• _Enunciado 1_
En el relato sobre la sensibilidad en la infancia, ¿delante de qué edificio se encontraba la señora que lloraba la muerte de su madre?
• _Enunciado 2_
Prosiga el relato sobre la sensibilidad en la infancia a partir de su última oración.

• _Texto en estudio_
>>>>>

Me recuerdo, cuando niño, el momento en que descubrí que no éramos todos iguales. El mundo, las cosas, los ruidos, la luminosidad, el calor, el frío, tenían un efecto ligeramente diferente en cada uno de nosotros. Algunos sentían menos, otros, unos pocos, sentían más y esto nos distinguía profundamente. Los que se exponían a extremos usaban un lenguaje más superficial, eran menos observadores y reflexivos. Para ellos era siempre y absolutamente necesaria una dosis más alta de excitación.
Para mí, sin embargo, el mundo era más nítido, más lento, más denso. A menudo sentía cosas que otros no sentían, veía cosas que otros no veían y todo era más hondo, más lleno de detalles, olores y ruidos. A veces más bello, pero muchas veces era una horrenda y solitaria prisión. Una vez, siempre cuando niño, vi matar un cordero y me sorprendió enormemente que no cerrara los ojos ante el dolor. Vi la sangre que caía al piso y se mezclaba con el agua, haciéndose lentamente más clara; escuché hasta el último respiro del cordero, su última queja y expresión de dolor. Y fue allí, en esa situación, que descubrí que fui el único que notó el color de la sangre hacerse más tenue, que el cordero no cerraba los ojos, ni menos después de muerto y que su lengua pendía levemente hacia la derecha, mostrándose seca por una boca semiabierta, con una expresión de agudo dolor. Y fue así que me sentí solo, incomprendido en un mundo enigmático, que era más fuerte que yo.
Después supe que las cosas acontecían en un modo más lento para mí. La velocidad con que pasaban y acontecían las cosas me permitía apreciar detalles que para otros eran imperceptibles. Lo descubrí un día gris de primavera cuando, saliendo de la escuela, pasamos delante del hospital de la Cruz Roja en Punta Arenas y una señora vestida de blanco, sostenida por otras dos personas, lloraba intensamente la muerte de su madre, que en ese momento era transportada en el coche fúnebre hacia el cementerio. De la señora en la escala del edificio pude apreciar tantos detalles. Uno fue que no se secaba las lágrimas y que cada dos minutos se inclinaba hacia adelante como si fuera a vomitar. Es el dolor, me dije, que le contrae el estómago. Su llanto cambiaba periódicamente de intensidad. Después de esta escena, que me quedó grabada en la mente, hablando con los otros niños, me di cuenta que ellos no habían visto lo que yo había visto y no sabían por qué ella se inclinaba hacia adelante y, aún más, no les interesaba. Esos detalles no eran parte de su mundo ni de su realidad.

<<<<<

• _Extractos de datos_
>>>>>

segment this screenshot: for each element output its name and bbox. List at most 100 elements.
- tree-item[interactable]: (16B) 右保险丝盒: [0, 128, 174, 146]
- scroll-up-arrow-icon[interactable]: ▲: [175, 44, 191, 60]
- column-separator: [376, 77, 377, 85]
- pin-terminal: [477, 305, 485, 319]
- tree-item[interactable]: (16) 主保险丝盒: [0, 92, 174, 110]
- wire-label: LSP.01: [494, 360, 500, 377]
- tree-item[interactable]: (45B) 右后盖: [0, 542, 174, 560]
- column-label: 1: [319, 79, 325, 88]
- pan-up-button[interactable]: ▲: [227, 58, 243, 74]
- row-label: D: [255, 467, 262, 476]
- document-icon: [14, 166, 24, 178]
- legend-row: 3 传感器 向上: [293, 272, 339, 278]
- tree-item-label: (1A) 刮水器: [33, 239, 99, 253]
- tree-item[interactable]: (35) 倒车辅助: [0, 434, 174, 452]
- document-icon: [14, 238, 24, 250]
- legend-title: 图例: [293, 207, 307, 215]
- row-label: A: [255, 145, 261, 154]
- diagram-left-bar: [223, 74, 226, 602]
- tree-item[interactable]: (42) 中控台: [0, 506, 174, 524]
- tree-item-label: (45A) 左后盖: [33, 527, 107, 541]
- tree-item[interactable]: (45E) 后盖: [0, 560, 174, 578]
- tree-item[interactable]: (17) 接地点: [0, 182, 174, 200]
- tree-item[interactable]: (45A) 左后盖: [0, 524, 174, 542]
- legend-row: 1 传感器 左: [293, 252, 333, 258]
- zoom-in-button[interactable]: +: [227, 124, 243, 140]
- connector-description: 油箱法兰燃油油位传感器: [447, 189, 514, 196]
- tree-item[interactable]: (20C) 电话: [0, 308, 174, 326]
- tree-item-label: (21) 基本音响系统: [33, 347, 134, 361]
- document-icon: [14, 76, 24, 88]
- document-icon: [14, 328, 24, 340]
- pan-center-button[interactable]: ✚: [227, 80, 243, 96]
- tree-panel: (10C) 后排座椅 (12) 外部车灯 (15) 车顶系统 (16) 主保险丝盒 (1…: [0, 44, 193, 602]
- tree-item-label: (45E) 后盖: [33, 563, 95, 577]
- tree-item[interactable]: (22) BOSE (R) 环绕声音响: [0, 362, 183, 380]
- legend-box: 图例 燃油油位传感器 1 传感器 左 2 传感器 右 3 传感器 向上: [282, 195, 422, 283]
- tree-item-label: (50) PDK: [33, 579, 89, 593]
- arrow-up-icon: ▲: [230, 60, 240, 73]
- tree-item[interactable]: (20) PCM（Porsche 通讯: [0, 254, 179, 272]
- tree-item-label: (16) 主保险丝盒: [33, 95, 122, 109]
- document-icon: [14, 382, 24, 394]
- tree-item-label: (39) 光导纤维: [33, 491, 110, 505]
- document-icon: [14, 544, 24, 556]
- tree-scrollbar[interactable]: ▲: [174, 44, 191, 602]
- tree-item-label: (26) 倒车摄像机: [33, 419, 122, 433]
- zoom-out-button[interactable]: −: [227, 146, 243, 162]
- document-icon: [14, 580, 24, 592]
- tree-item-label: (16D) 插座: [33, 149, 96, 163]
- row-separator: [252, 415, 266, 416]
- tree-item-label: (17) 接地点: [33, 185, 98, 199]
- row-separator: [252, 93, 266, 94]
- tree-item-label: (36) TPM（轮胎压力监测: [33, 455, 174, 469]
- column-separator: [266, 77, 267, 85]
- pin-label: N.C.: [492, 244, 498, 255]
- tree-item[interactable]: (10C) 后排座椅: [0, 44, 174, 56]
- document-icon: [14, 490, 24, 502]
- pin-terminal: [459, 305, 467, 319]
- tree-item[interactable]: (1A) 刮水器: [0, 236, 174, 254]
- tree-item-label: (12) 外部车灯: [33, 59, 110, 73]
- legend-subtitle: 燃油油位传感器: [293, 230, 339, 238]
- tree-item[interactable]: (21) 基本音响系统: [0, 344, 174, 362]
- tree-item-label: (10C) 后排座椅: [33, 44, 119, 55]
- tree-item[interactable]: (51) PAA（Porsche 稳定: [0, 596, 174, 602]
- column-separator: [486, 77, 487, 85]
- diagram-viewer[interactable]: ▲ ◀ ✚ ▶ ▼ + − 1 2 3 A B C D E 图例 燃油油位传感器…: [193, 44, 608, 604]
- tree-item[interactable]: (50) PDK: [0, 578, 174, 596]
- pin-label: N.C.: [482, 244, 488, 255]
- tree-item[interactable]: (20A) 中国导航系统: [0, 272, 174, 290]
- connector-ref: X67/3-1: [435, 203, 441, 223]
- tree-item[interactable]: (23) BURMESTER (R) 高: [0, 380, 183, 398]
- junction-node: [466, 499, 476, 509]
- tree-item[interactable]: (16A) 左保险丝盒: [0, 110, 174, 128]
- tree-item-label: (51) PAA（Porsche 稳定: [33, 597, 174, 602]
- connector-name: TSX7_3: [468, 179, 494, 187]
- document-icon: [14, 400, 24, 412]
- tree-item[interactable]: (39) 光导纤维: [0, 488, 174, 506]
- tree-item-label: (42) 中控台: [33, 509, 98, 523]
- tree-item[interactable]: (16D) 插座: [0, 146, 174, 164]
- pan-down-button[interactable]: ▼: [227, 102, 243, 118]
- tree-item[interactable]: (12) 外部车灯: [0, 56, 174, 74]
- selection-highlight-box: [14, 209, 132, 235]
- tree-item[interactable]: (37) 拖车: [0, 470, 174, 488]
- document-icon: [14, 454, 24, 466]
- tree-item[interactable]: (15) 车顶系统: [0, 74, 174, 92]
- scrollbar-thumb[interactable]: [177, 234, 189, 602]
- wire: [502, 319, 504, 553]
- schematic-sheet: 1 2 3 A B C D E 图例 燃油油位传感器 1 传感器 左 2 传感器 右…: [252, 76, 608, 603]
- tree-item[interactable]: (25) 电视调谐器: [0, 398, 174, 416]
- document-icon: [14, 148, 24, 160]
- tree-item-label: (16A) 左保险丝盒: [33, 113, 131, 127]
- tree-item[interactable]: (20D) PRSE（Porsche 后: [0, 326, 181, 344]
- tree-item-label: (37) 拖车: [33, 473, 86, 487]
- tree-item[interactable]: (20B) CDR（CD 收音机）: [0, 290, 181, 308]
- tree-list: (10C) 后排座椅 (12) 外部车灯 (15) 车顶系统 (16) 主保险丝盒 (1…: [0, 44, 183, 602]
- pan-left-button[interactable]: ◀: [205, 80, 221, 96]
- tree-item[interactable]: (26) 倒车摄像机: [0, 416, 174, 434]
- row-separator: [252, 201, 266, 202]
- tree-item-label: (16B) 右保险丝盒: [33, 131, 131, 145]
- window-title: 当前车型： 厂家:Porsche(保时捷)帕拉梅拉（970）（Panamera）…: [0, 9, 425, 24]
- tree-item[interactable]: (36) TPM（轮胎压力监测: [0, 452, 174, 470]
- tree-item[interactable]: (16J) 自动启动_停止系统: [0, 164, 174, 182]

<<<<<

• _Espacio de respuesta 1_
Delante del hospital de la Cruz Roja en Punta Arenas.

• _Espacio de respuesta 2_
Y así fue que me sentí condenado a vivir en un mundo más trágico, más perverso, más agudo. Yo no tenía las defensas que los otros tenían y tenía que compartir con ellos la misma realidad, como si nuestras realidades fueran las mismas. Y así viví mi infancia y mi adolescencia en dos mundos contrapuestos. El mundo de los otros y mi mundo, pensando que mi mundo fuera una realidad que tenía que negar.
Un día en la escuela, años después, una profesora me pidió que comentara un libro y me escuchó con mucha atención. Le explique las metáforas, el sonido de viento en las ventanas, la sensación al entrar en un lecho con las sábanas frías y sentirlas mojadas a pesar de estar secas y como se siente desde dentro la soledad. La profesora, después de que terminó la clase, me llamó, me tocó las manos y me miró a los ojos, con sus ojos humedecidos, y me dijo, casi susurrando, que mi sensibilidad era un don a pesar de que a veces pudiera sentirla como una maldición.